What this task involves
Assemble all lines in which the string "좋아하는" appears.

Saved entries:
=-=-=
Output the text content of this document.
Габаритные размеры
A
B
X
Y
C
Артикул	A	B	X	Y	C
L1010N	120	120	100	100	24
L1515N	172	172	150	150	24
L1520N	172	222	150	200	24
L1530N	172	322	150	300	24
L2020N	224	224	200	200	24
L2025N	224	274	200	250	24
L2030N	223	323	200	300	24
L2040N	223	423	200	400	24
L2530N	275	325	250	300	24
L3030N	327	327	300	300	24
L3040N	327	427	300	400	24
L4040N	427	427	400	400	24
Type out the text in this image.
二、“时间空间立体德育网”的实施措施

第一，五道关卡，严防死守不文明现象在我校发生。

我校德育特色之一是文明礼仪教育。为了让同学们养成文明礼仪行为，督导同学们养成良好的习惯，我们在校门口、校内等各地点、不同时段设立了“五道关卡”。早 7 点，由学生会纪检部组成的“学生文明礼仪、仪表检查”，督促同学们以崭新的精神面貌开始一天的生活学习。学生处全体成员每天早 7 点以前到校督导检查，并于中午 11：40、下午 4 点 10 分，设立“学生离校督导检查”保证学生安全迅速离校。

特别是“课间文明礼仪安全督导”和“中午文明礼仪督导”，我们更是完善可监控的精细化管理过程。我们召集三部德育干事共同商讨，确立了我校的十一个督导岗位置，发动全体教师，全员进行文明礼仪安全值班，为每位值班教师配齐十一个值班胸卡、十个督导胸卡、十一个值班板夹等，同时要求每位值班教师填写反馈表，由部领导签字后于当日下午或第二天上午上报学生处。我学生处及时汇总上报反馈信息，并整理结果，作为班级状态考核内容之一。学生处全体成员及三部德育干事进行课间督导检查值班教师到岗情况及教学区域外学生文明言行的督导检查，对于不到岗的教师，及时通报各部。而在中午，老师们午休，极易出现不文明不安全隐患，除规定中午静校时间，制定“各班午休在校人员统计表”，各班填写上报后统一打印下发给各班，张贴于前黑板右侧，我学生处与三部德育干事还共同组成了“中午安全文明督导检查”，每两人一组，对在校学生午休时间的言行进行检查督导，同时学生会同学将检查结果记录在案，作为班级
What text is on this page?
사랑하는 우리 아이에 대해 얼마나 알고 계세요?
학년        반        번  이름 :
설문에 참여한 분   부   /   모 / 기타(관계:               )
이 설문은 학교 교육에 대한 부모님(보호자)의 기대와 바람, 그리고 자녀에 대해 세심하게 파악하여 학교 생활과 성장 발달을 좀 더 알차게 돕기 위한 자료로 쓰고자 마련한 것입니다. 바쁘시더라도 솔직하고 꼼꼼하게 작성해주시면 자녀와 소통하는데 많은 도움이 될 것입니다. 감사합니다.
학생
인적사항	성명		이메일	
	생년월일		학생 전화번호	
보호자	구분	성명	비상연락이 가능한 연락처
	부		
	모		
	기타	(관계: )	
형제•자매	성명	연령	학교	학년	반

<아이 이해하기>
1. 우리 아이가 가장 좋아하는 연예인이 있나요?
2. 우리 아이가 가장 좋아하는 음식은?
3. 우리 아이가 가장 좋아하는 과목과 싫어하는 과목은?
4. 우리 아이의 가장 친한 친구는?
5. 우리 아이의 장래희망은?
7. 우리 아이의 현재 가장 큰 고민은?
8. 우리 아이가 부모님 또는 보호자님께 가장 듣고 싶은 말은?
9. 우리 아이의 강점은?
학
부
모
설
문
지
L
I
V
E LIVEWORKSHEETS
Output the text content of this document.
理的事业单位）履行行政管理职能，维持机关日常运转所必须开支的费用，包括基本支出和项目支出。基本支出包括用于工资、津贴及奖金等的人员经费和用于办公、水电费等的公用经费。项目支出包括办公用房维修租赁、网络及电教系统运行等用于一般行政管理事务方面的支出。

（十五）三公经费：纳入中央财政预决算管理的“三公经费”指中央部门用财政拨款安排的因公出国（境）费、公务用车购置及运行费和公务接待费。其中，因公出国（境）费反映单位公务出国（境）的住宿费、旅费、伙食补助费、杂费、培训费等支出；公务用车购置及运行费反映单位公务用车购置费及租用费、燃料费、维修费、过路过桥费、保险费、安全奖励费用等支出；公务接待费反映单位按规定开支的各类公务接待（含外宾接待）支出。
=-=-=
Final result
1. 우리 아이가 가장 좋아하는 연예인이 있나요?
2. 우리 아이가 가장 좋아하는 음식은?
3. 우리 아이가 가장 좋아하는 과목과 싫어하는 과목은?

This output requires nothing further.